- WHAT THE TASK REQUIRES: Extract the lines that hold the string "title".

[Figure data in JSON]
....
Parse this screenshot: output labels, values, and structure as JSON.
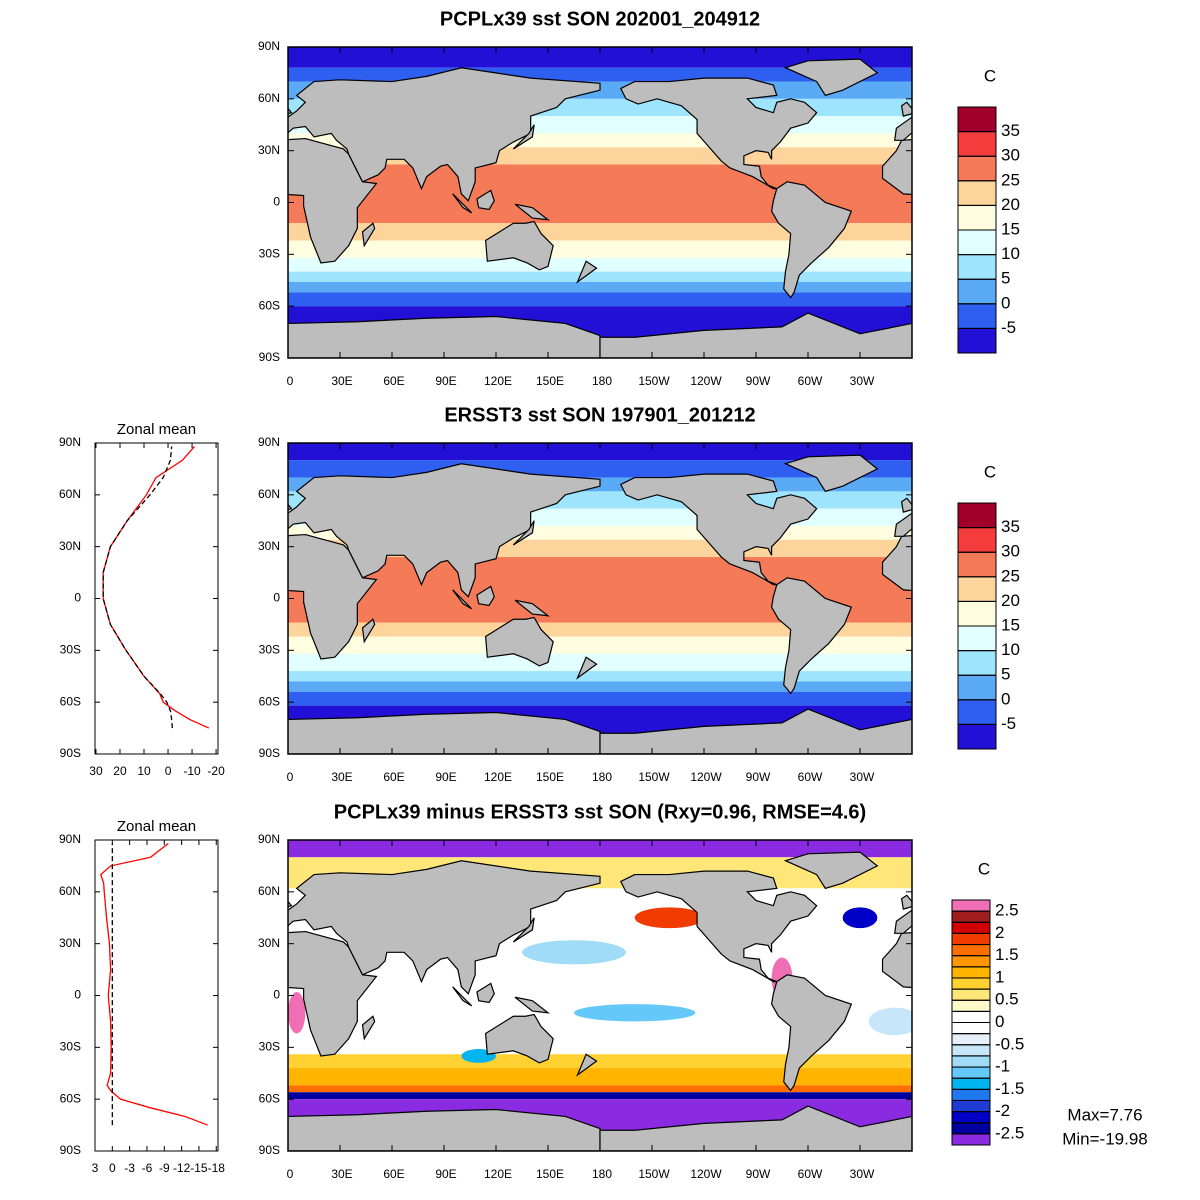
{
  "chart_data": [
    {
      "type": "map",
      "title": "PCPLx39 sst SON 202001_204912",
      "units": "C",
      "xlim": [
        0,
        360
      ],
      "ylim": [
        -90,
        90
      ],
      "xticks": [
        0,
        {
          "value": 30,
          "label": "30E"
        },
        {
          "value": 60,
          "label": "60E"
        },
        {
          "value": 90,
          "label": "90E"
        },
        {
          "value": 120,
          "label": "120E"
        },
        {
          "value": 150,
          "label": "150E"
        },
        180,
        {
          "value": 210,
          "label": "150W"
        },
        {
          "value": 240,
          "label": "120W"
        },
        {
          "value": 270,
          "label": "90W"
        },
        {
          "value": 300,
          "label": "60W"
        },
        {
          "value": 330,
          "label": "30W"
        }
      ],
      "yticks": [
        {
          "value": -90,
          "label": "90S"
        },
        {
          "value": -60,
          "label": "60S"
        },
        {
          "value": -30,
          "label": "30S"
        },
        0,
        {
          "value": 30,
          "label": "30N"
        },
        {
          "value": 60,
          "label": "60N"
        },
        {
          "value": 90,
          "label": "90N"
        }
      ],
      "levels": [
        -5,
        0,
        5,
        10,
        15,
        20,
        25,
        30,
        35
      ],
      "colors": [
        "#2310d6",
        "#2f5ff0",
        "#5aaaf5",
        "#9ee4fc",
        "#e2ffff",
        "#fffde0",
        "#fdd49b",
        "#f57a58",
        "#f43c3c",
        "#a0002a"
      ]
    },
    {
      "type": "line",
      "title": "Zonal mean",
      "xlim": [
        30.4,
        -20.8
      ],
      "ylim": [
        -90,
        90
      ],
      "xticks": [
        30,
        20,
        10,
        0,
        -10,
        -20
      ],
      "yticks": [
        {
          "value": -90,
          "label": "90S"
        },
        {
          "value": -60,
          "label": "60S"
        },
        {
          "value": -30,
          "label": "30S"
        },
        0,
        {
          "value": 30,
          "label": "30N"
        },
        {
          "value": 60,
          "label": "60N"
        },
        {
          "value": 90,
          "label": "90N"
        }
      ],
      "y": [
        -75,
        -70,
        -65,
        -60,
        -55,
        -45,
        -30,
        -15,
        0,
        15,
        30,
        45,
        60,
        70,
        80,
        88
      ],
      "series": [
        {
          "color": "#ff0000",
          "style": "solid",
          "values": [
            -17,
            -9,
            -3,
            2,
            3.5,
            10,
            17.5,
            24,
            27,
            27,
            24,
            17,
            9,
            5,
            -6,
            -11
          ]
        },
        {
          "color": "#000000",
          "style": "dashed",
          "values": [
            -1.8,
            -1.5,
            -1,
            0.5,
            3.3,
            10,
            17.5,
            24,
            27,
            27,
            24,
            17,
            7.5,
            2,
            -1,
            -1.5
          ]
        }
      ]
    },
    {
      "type": "map",
      "title": "ERSST3 sst SON 197901_201212",
      "units": "C",
      "xlim": [
        0,
        360
      ],
      "ylim": [
        -90,
        90
      ],
      "xticks": [
        0,
        {
          "value": 30,
          "label": "30E"
        },
        {
          "value": 60,
          "label": "60E"
        },
        {
          "value": 90,
          "label": "90E"
        },
        {
          "value": 120,
          "label": "120E"
        },
        {
          "value": 150,
          "label": "150E"
        },
        180,
        {
          "value": 210,
          "label": "150W"
        },
        {
          "value": 240,
          "label": "120W"
        },
        {
          "value": 270,
          "label": "90W"
        },
        {
          "value": 300,
          "label": "60W"
        },
        {
          "value": 330,
          "label": "30W"
        }
      ],
      "yticks": [
        {
          "value": -90,
          "label": "90S"
        },
        {
          "value": -60,
          "label": "60S"
        },
        {
          "value": -30,
          "label": "30S"
        },
        0,
        {
          "value": 30,
          "label": "30N"
        },
        {
          "value": 60,
          "label": "60N"
        },
        {
          "value": 90,
          "label": "90N"
        }
      ],
      "levels": [
        -5,
        0,
        5,
        10,
        15,
        20,
        25,
        30,
        35
      ],
      "colors": [
        "#2310d6",
        "#2f5ff0",
        "#5aaaf5",
        "#9ee4fc",
        "#e2ffff",
        "#fffde0",
        "#fdd49b",
        "#f57a58",
        "#f43c3c",
        "#a0002a"
      ]
    },
    {
      "type": "line",
      "title": "Zonal mean",
      "xlim": [
        3,
        -18.3
      ],
      "ylim": [
        -90,
        90
      ],
      "xticks": [
        3,
        0,
        -3,
        -6,
        -9,
        -12,
        -15,
        -18
      ],
      "yticks": [
        {
          "value": -90,
          "label": "90S"
        },
        {
          "value": -60,
          "label": "60S"
        },
        {
          "value": -30,
          "label": "30S"
        },
        0,
        {
          "value": 30,
          "label": "30N"
        },
        {
          "value": 60,
          "label": "60N"
        },
        {
          "value": 90,
          "label": "90N"
        }
      ],
      "y": [
        -75,
        -70,
        -65,
        -60,
        -55,
        -52,
        -45,
        -30,
        -15,
        0,
        15,
        30,
        45,
        60,
        65,
        70,
        75,
        80,
        88
      ],
      "series": [
        {
          "color": "#ff0000",
          "style": "solid",
          "values": [
            -16.5,
            -12.6,
            -6.6,
            -1.4,
            0.3,
            0.9,
            0.3,
            0.2,
            0.3,
            0.7,
            0.3,
            0.5,
            1,
            1.4,
            1.5,
            2,
            0.3,
            -6.6,
            -9.7
          ]
        },
        {
          "color": "#000000",
          "style": "dashed",
          "values": [
            0,
            0,
            0,
            0,
            0,
            0,
            0,
            0,
            0,
            0,
            0,
            0,
            0,
            0,
            0,
            0,
            0,
            0,
            0
          ]
        }
      ]
    },
    {
      "type": "map",
      "title": "PCPLx39 minus ERSST3 sst SON (Rxy=0.96, RMSE=4.6)",
      "units": "C",
      "xlim": [
        0,
        360
      ],
      "ylim": [
        -90,
        90
      ],
      "xticks": [
        0,
        {
          "value": 30,
          "label": "30E"
        },
        {
          "value": 60,
          "label": "60E"
        },
        {
          "value": 90,
          "label": "90E"
        },
        {
          "value": 120,
          "label": "120E"
        },
        {
          "value": 150,
          "label": "150E"
        },
        180,
        {
          "value": 210,
          "label": "150W"
        },
        {
          "value": 240,
          "label": "120W"
        },
        {
          "value": 270,
          "label": "90W"
        },
        {
          "value": 300,
          "label": "60W"
        },
        {
          "value": 330,
          "label": "30W"
        }
      ],
      "yticks": [
        {
          "value": -90,
          "label": "90S"
        },
        {
          "value": -60,
          "label": "60S"
        },
        {
          "value": -30,
          "label": "30S"
        },
        0,
        {
          "value": 30,
          "label": "30N"
        },
        {
          "value": 60,
          "label": "60N"
        },
        {
          "value": 90,
          "label": "90N"
        }
      ],
      "levels": [
        -2.5,
        -2.25,
        -2,
        -1.75,
        -1.5,
        -1.25,
        -1,
        -0.75,
        -0.5,
        -0.25,
        0,
        0.25,
        0.5,
        0.75,
        1,
        1.25,
        1.5,
        1.75,
        2,
        2.25,
        2.5
      ],
      "cbticks": [
        -2.5,
        -2,
        -1.5,
        -1,
        -0.5,
        0,
        0.5,
        1,
        1.5,
        2,
        2.5
      ],
      "colors": [
        "#8a2be2",
        "#0000a0",
        "#0000c8",
        "#1e3cd2",
        "#1e78f0",
        "#00b4f0",
        "#64c8fa",
        "#a0dcf8",
        "#c8e6fa",
        "#e6f0fa",
        "#ffffff",
        "#ffffff",
        "#fffac8",
        "#ffe678",
        "#ffd232",
        "#ffb400",
        "#ff9600",
        "#ff6e00",
        "#f03c00",
        "#d20000",
        "#a01e1e",
        "#f06eb4"
      ],
      "annotations": [
        "Max=7.76",
        "Min=-19.98"
      ]
    }
  ]
}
....
- WRITTEN REPLY:
      "title": "PCPLx39 sst SON 202001_204912",
      "title": "Zonal mean",
      "title": "ERSST3 sst SON 197901_201212",
      "title": "Zonal mean",
      "title": "PCPLx39 minus ERSST3 sst SON (Rxy=0.96, RMSE=4.6)",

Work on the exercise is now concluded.